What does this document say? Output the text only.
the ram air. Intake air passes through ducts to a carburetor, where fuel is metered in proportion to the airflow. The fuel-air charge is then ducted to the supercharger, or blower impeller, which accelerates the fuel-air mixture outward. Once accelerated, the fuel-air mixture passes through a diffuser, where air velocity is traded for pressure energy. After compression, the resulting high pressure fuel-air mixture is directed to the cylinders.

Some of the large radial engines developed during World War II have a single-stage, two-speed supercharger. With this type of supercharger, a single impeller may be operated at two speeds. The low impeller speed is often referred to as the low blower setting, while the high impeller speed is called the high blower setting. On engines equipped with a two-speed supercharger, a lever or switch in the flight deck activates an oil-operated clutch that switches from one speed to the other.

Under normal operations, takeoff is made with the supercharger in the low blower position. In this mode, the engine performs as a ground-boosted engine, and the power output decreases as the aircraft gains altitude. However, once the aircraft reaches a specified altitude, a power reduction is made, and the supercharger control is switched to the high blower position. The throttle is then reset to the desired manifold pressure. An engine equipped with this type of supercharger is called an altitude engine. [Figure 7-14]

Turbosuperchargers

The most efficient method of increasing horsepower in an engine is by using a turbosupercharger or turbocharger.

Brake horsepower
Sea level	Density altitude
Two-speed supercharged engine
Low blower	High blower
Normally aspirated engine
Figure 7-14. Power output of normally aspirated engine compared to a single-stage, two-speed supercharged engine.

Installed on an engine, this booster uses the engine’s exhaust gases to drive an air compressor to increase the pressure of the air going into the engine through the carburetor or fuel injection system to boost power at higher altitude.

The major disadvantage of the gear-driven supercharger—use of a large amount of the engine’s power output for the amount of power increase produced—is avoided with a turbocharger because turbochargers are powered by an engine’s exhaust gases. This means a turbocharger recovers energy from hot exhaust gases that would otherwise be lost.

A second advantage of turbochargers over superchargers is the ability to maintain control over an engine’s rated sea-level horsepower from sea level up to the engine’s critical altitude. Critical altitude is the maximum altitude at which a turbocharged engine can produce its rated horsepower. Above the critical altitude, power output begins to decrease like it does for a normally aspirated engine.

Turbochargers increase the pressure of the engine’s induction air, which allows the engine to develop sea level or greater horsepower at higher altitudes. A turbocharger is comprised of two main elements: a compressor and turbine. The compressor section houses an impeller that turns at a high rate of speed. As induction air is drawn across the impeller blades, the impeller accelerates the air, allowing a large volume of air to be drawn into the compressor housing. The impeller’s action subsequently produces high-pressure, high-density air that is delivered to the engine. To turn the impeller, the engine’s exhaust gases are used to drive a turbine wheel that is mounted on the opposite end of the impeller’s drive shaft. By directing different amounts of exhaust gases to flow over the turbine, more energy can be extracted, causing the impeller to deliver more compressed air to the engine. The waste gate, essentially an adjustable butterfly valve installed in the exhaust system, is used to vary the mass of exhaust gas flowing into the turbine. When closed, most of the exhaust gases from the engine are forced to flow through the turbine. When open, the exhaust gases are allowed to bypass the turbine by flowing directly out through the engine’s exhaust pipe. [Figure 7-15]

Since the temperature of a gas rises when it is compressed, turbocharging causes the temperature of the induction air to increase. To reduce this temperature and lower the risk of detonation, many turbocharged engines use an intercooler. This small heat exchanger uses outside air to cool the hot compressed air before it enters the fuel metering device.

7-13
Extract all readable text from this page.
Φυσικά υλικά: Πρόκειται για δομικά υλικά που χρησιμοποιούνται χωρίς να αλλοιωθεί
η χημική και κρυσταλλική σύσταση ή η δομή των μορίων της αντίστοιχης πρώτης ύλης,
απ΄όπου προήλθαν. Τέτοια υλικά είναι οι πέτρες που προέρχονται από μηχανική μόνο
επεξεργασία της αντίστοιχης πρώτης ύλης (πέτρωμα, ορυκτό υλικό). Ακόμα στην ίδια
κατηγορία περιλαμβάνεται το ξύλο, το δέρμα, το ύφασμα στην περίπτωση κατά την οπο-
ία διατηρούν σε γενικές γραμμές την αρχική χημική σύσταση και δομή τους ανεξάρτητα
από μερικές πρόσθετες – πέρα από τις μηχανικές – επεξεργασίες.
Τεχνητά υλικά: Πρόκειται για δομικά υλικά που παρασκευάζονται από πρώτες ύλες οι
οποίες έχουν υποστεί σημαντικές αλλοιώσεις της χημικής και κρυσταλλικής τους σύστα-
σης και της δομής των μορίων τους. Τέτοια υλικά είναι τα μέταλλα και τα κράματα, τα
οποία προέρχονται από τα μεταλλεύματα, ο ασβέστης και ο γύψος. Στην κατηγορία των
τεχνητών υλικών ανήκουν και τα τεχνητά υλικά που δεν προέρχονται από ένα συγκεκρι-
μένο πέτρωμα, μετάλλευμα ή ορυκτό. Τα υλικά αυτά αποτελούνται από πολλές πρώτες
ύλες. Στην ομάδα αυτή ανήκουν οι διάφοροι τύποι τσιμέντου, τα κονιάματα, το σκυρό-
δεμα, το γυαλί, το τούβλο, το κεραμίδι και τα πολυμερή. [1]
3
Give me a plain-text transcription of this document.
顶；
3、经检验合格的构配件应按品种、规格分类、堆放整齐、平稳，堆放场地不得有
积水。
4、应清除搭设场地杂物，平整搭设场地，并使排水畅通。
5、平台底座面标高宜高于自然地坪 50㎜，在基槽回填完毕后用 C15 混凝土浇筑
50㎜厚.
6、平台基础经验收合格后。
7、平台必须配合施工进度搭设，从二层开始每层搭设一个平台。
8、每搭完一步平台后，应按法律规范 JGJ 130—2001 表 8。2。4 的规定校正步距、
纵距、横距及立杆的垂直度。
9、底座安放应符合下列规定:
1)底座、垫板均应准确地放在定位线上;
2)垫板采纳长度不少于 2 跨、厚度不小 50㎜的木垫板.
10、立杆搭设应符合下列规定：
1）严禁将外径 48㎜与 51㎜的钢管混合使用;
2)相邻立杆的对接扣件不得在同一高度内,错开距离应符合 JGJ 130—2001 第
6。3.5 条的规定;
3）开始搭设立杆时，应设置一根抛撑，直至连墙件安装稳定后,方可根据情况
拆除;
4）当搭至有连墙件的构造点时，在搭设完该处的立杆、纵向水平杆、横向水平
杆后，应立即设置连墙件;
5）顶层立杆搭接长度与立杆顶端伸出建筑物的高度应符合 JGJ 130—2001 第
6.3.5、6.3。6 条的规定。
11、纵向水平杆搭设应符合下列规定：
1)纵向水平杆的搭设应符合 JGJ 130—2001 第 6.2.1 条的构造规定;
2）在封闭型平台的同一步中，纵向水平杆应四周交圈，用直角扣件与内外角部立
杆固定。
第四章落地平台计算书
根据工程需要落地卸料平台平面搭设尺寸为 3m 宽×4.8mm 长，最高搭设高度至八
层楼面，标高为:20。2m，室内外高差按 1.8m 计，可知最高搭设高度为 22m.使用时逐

__________

▸ Task requirements
Using the listing above, locate the lines that hold "through" and copy each one.

▸ Exercise response
the ram air. Intake air passes through ducts to a carburetor, where fuel is metered in proportion to the airflow. The fuel-air charge is then ducted to the supercharger, or blower impeller, which accelerates the fuel-air mixture outward. Once accelerated, the fuel-air mixture passes through a diffuser, where air velocity is traded for pressure energy. After compression, the resulting high pressure fuel-air mixture is directed to the cylinders.
Installed on an engine, this booster uses the engine’s exhaust gases to drive an air compressor to increase the pressure of the air going into the engine through the carburetor or fuel injection system to boost power at higher altitude.
Turbochargers increase the pressure of the engine’s induction air, which allows the engine to develop sea level or greater horsepower at higher altitudes. A turbocharger is comprised of two main elements: a compressor and turbine. The compressor section houses an impeller that turns at a high rate of speed. As induction air is drawn across the impeller blades, the impeller accelerates the air, allowing a large volume of air to be drawn into the compressor housing. The impeller’s action subsequently produces high-pressure, high-density air that is delivered to the engine. To turn the impeller, the engine’s exhaust gases are used to drive a turbine wheel that is mounted on the opposite end of the impeller’s drive shaft. By directing different amounts of exhaust gases to flow over the turbine, more energy can be extracted, causing the impeller to deliver more compressed air to the engine. The waste gate, essentially an adjustable butterfly valve installed in the exhaust system, is used to vary the mass of exhaust gas flowing into the turbine. When closed, most of the exhaust gases from the engine are forced to flow through the turbine. When open, the exhaust gases are allowed to bypass the turbine by flowing directly out through the engine’s exhaust pipe. [Figure 7-15]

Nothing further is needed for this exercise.